─── Extracted data ───

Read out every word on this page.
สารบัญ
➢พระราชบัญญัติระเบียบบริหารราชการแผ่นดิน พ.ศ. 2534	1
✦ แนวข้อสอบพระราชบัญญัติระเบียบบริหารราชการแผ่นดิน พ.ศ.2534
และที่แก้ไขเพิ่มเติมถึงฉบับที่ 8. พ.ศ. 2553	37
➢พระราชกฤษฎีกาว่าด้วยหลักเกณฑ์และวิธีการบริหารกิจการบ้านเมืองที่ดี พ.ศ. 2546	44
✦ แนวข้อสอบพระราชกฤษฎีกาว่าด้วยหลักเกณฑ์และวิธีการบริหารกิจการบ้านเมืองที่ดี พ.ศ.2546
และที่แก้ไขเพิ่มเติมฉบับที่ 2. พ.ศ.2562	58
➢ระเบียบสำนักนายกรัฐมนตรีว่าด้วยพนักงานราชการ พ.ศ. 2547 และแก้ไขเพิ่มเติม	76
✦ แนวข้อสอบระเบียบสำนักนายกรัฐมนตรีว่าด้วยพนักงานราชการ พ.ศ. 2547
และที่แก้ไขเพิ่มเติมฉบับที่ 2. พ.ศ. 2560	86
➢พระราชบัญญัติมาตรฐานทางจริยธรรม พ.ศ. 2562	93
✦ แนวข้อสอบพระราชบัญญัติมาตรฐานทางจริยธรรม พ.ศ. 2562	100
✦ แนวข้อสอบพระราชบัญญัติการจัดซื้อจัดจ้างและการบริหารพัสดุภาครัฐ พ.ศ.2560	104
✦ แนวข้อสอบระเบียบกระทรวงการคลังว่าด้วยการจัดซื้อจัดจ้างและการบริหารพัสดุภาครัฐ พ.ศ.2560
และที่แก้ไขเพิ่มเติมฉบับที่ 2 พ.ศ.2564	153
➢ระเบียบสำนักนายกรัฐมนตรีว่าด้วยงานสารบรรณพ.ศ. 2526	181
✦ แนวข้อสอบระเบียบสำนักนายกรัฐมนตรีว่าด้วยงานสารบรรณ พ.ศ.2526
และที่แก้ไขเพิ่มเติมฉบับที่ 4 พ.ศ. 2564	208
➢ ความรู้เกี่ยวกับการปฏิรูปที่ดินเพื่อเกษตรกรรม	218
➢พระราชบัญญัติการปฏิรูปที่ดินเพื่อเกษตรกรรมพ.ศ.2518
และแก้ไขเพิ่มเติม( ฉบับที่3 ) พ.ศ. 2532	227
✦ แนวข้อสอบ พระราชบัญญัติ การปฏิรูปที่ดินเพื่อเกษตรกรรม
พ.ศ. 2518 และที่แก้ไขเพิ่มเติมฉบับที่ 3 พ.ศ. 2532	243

───
─── Extracted data ───

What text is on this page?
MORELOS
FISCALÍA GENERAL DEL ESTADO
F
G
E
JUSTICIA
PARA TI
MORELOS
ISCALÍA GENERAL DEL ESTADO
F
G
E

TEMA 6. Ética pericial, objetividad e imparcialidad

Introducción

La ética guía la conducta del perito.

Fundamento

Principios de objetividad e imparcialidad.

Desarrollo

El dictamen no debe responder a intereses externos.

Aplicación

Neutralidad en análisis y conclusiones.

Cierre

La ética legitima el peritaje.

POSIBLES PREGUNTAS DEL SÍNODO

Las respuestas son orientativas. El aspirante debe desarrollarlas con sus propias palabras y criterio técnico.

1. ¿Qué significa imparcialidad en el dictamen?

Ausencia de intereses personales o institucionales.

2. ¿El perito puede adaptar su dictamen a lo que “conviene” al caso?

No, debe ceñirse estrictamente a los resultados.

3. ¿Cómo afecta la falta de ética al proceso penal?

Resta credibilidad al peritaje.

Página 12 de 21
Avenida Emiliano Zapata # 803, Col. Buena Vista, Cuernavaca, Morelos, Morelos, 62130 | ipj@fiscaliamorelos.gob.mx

───
─── Extracted data ───

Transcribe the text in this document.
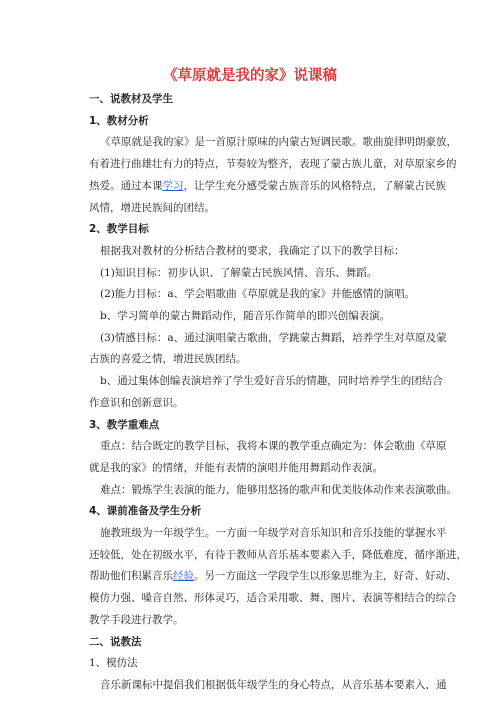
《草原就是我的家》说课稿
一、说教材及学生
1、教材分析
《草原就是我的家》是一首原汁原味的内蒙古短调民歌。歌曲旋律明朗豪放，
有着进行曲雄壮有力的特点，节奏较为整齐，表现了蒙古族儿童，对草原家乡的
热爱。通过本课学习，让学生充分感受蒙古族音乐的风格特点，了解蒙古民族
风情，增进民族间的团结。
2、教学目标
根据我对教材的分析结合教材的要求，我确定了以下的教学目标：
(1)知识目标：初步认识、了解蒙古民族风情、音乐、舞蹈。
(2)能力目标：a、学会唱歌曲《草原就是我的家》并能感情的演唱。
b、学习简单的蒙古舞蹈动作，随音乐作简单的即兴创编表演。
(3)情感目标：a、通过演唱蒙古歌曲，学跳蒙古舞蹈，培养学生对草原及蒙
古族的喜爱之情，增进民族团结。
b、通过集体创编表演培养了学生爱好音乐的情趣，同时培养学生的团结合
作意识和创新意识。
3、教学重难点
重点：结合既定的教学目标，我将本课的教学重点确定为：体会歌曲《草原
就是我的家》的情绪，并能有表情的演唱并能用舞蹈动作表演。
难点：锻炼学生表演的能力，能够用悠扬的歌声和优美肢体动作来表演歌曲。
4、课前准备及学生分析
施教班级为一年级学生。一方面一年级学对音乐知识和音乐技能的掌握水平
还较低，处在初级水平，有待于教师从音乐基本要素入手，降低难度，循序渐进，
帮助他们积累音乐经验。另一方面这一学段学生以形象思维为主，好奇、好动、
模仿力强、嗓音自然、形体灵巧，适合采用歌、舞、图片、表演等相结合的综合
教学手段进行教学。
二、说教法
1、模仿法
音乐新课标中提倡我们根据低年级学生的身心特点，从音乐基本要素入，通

───

** What needs to be done **
Search the preceding listing for the word "debe" and pull out every line that holds it.

** Correct answer **
El dictamen no debe responder a intereses externos.
Las respuestas son orientativas. El aspirante debe desarrollarlas con sus propias palabras y criterio técnico.
No, debe ceñirse estrictamente a los resultados.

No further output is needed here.